◆ EXERCISE DIRECTIONS ◆
Transcribe the full listing exactly, and drop every picture.

◆ RECORDS FOR THE EXERCISE ◆
★ ★ ★ ★ ★

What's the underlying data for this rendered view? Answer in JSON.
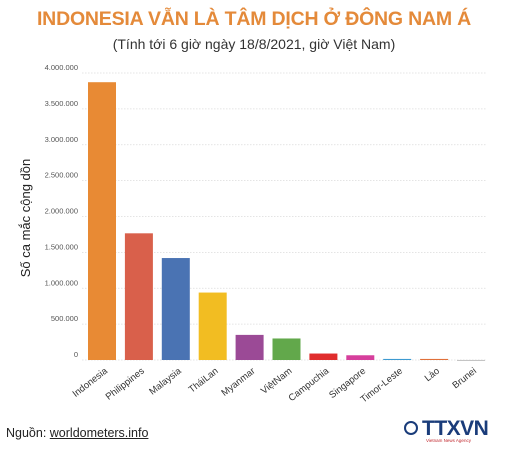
{
  "chart_data": {
    "type": "bar",
    "title": "INDONESIA VẪN LÀ TÂM DỊCH Ở ĐÔNG NAM Á",
    "subtitle": "(Tính tới 6 giờ ngày 18/8/2021, giờ Việt Nam)",
    "ylabel": "Số ca mắc cộng dồn",
    "xlabel": "",
    "ylim": [
      0,
      4000000
    ],
    "yticks": [
      "0",
      "500.000",
      "1.000.000",
      "1.500.000",
      "2.000.000",
      "2.500.000",
      "3.000.000",
      "3.500.000",
      "4.000.000"
    ],
    "grid": true,
    "categories": [
      "Indonesia",
      "Philippines",
      "Malaysia",
      "TháiLan",
      "Myanmar",
      "ViệtNam",
      "Campuchia",
      "Singapore",
      "Timor-Leste",
      "Lào",
      "Brunei"
    ],
    "values": [
      3871738,
      1765675,
      1421052,
      940000,
      350000,
      300000,
      90000,
      66000,
      15000,
      15000,
      350
    ],
    "colors": [
      "#e88a34",
      "#d9604b",
      "#4a73b3",
      "#f2bd22",
      "#9b4a96",
      "#62a84b",
      "#e02d2d",
      "#d63f9c",
      "#3d9ad1",
      "#e0703a",
      "#999999"
    ]
  },
  "source": {
    "label": "Nguồn: ",
    "link": "worldometers.info"
  },
  "logo": {
    "text": "TTXVN",
    "sub": "Vietnam News Agency",
    "icon": "ttxvn-logo-icon"
  }
}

★ ★ ★ ★ ★

◆ ANSWER TO THE PROBLEM ◆
What's the underlying data for this rendered view? Answer in JSON.
{
  "chart_data": {
    "type": "bar",
    "title": "INDONESIA VẪN LÀ TÂM DỊCH Ở ĐÔNG NAM Á",
    "subtitle": "(Tính tới 6 giờ ngày 18/8/2021, giờ Việt Nam)",
    "ylabel": "Số ca mắc cộng dồn",
    "xlabel": "",
    "ylim": [
      0,
      4000000
    ],
    "yticks": [
      "0",
      "500.000",
      "1.000.000",
      "1.500.000",
      "2.000.000",
      "2.500.000",
      "3.000.000",
      "3.500.000",
      "4.000.000"
    ],
    "grid": true,
    "categories": [
      "Indonesia",
      "Philippines",
      "Malaysia",
      "TháiLan",
      "Myanmar",
      "ViệtNam",
      "Campuchia",
      "Singapore",
      "Timor-Leste",
      "Lào",
      "Brunei"
    ],
    "values": [
      3871738,
      1765675,
      1421052,
      940000,
      350000,
      300000,
      90000,
      66000,
      15000,
      15000,
      350
    ],
    "colors": [
      "#e88a34",
      "#d9604b",
      "#4a73b3",
      "#f2bd22",
      "#9b4a96",
      "#62a84b",
      "#e02d2d",
      "#d63f9c",
      "#3d9ad1",
      "#e0703a",
      "#999999"
    ]
  },
  "source": {
    "label": "Nguồn: ",
    "link": "worldometers.info"
  },
  "logo": {
    "text": "TTXVN",
    "sub": "Vietnam News Agency",
    "icon": "ttxvn-logo-icon"
  }
}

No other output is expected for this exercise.